* DIRECTION
Copy out each line of the material in which the word "style" appears.

----- MATERIAL TO PROCESS

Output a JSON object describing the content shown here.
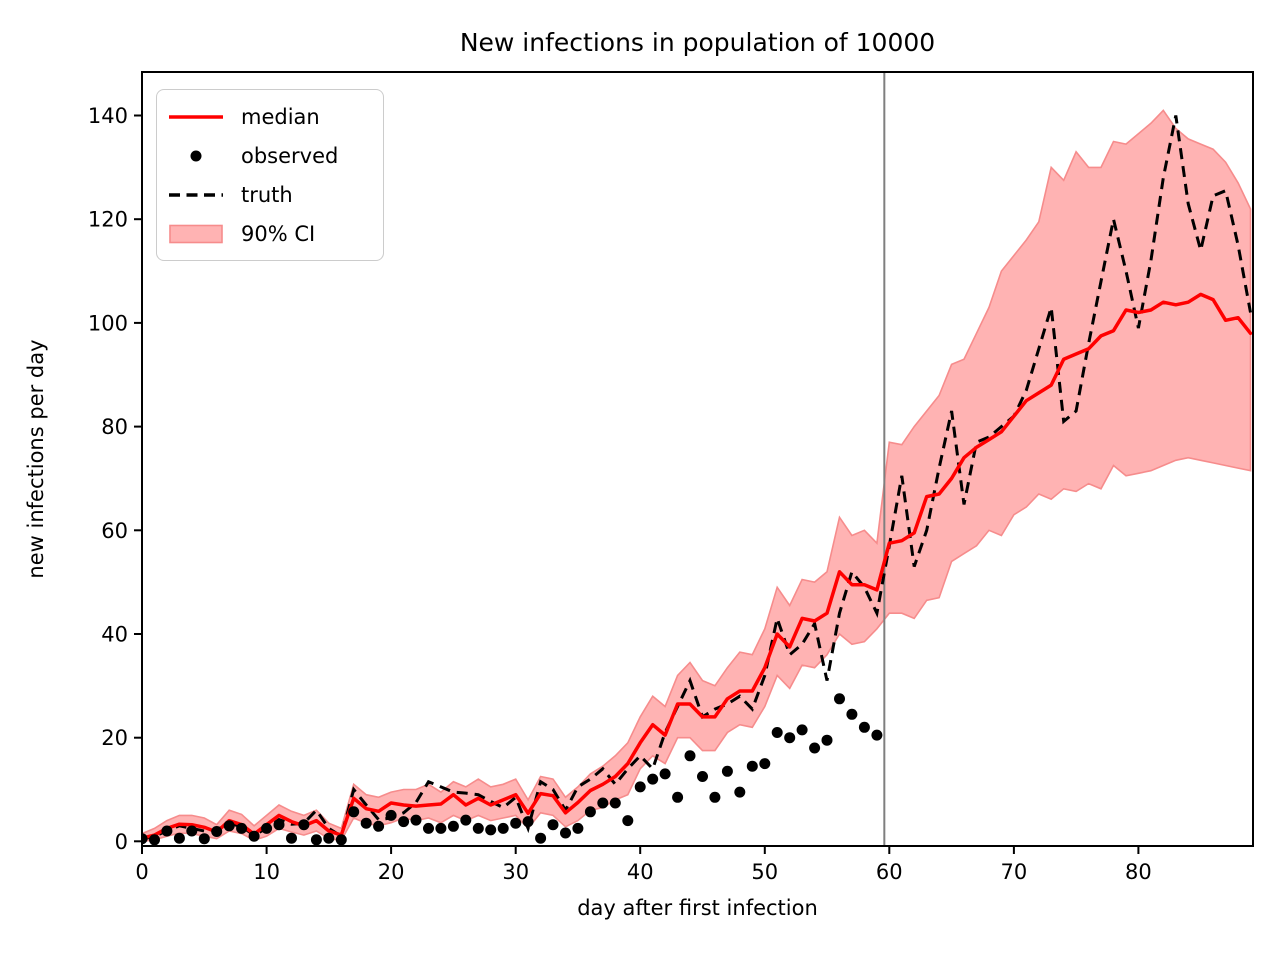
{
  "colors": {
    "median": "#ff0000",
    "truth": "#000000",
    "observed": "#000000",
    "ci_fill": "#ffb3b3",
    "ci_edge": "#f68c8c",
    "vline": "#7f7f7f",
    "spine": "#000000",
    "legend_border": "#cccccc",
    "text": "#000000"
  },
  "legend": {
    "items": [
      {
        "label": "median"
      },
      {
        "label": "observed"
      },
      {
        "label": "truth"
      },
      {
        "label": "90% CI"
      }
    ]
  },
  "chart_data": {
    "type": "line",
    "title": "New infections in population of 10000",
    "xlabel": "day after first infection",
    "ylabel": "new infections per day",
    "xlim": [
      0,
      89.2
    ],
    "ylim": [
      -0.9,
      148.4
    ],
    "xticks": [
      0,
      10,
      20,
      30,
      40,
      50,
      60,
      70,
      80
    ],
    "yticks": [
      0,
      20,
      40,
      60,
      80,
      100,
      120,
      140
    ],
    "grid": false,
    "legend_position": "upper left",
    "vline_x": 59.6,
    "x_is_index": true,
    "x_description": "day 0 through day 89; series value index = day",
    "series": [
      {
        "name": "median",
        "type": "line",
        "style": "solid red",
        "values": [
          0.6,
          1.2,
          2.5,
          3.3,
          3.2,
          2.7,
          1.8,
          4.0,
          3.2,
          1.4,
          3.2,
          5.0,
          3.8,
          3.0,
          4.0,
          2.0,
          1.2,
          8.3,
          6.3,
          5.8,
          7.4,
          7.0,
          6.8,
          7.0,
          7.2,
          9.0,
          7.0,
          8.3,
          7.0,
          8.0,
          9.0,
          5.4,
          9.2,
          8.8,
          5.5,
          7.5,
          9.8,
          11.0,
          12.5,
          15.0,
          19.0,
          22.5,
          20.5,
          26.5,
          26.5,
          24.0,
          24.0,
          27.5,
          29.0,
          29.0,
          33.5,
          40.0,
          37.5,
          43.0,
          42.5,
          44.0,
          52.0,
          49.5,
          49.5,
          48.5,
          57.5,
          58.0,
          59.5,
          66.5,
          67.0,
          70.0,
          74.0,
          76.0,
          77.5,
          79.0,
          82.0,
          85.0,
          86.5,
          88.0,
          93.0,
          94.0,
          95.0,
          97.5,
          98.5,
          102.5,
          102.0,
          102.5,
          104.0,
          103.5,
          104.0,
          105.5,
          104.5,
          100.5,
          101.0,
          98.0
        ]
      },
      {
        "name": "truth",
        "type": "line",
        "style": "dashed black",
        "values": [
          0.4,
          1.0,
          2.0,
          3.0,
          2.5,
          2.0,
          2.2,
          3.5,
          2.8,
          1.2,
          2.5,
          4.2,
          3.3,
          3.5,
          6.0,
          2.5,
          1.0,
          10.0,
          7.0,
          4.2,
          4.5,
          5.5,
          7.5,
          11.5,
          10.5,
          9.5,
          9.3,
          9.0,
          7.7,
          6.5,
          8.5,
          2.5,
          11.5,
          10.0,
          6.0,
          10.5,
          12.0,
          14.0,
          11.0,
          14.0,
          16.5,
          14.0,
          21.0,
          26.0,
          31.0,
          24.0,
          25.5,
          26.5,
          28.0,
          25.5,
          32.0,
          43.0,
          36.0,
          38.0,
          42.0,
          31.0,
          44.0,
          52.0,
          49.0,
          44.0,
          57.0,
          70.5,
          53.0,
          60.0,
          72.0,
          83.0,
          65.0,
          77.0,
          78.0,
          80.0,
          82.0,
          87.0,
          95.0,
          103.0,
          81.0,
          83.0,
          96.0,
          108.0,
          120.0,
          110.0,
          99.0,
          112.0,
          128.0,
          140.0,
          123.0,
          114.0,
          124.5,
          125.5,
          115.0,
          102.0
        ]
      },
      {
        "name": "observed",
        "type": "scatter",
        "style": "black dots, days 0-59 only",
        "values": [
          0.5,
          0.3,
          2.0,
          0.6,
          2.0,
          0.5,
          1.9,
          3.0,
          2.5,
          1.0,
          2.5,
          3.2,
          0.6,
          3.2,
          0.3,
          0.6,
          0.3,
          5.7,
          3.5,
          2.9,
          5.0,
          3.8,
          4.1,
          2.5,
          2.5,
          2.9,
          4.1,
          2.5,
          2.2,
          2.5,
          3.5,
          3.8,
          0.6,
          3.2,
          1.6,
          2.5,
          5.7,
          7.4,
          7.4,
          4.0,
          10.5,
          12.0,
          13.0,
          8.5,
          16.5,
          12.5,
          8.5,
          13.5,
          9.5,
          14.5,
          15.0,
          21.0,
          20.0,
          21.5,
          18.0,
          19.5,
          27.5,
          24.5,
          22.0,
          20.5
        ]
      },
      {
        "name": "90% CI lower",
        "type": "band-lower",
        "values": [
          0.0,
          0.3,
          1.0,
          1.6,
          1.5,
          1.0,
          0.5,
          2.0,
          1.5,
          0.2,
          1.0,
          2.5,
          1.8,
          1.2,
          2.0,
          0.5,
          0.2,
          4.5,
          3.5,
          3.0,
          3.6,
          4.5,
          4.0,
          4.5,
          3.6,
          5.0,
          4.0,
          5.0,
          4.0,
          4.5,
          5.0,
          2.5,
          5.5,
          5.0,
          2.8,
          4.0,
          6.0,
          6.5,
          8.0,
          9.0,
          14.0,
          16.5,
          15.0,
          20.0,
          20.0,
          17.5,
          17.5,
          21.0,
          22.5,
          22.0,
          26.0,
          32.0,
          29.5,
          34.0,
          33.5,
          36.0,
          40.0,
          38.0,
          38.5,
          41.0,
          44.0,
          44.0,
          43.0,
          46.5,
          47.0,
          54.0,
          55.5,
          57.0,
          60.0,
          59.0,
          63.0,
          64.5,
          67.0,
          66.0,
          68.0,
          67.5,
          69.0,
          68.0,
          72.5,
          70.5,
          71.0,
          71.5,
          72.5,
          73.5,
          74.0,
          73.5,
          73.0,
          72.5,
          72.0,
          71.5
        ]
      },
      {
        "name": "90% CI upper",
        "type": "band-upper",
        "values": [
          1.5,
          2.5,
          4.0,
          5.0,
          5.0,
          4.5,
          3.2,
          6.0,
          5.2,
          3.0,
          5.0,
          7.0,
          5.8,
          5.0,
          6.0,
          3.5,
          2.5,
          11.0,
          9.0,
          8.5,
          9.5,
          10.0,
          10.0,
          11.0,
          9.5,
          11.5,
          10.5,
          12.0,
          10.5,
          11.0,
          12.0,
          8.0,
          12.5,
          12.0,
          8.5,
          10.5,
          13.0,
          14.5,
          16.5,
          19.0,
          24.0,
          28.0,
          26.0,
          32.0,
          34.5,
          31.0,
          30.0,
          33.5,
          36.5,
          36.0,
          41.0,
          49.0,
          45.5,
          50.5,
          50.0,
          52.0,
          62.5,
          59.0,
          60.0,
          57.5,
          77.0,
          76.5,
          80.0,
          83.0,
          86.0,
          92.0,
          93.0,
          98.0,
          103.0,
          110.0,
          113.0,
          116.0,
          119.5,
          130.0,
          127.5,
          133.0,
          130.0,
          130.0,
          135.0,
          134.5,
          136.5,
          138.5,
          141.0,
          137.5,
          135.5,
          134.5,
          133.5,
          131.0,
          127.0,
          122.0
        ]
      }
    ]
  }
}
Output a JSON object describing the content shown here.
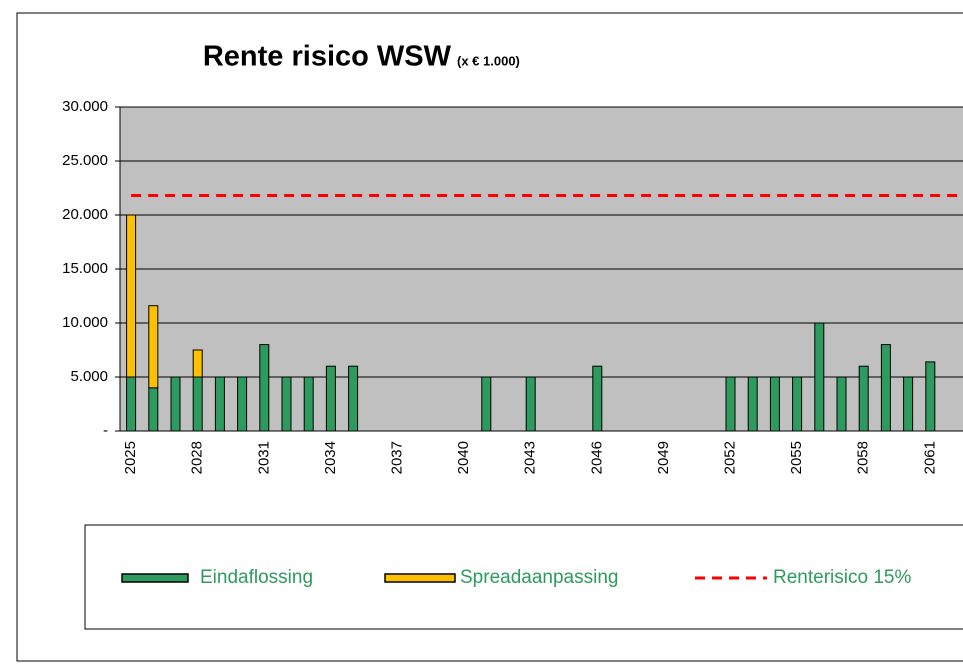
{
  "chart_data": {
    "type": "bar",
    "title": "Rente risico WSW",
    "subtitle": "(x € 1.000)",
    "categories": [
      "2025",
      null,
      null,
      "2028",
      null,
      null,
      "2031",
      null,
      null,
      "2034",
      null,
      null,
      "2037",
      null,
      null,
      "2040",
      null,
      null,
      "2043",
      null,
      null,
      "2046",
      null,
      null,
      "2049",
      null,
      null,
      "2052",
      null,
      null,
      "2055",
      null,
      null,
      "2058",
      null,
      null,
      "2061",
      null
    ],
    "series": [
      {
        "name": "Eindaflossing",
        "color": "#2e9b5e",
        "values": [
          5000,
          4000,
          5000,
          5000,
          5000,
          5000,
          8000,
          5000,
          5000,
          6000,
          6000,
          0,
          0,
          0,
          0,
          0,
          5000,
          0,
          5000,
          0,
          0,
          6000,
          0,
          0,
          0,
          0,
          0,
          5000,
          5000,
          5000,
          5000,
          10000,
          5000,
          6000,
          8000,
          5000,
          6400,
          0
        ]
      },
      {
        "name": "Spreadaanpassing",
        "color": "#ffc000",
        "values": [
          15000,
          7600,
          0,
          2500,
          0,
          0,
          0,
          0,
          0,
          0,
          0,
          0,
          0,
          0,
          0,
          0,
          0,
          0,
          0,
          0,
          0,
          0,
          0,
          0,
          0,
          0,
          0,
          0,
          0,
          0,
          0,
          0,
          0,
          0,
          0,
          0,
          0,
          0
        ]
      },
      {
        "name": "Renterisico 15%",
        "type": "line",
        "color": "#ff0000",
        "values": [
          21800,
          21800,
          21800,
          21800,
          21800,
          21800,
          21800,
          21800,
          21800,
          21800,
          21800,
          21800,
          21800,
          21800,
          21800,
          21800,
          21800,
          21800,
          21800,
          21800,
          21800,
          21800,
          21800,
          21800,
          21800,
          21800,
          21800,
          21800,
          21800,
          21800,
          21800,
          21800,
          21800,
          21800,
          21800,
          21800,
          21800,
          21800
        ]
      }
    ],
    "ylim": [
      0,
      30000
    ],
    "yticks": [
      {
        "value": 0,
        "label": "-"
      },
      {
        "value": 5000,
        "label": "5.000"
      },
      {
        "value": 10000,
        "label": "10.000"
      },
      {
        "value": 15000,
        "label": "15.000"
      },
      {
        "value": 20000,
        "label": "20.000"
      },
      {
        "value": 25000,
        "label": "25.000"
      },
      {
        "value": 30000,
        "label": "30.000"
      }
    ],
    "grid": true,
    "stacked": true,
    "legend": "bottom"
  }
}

----------

* THE SOLUTION
        "style": "solid red",
        "style": "dashed black",
        "style": "black dots, days 0-59 only",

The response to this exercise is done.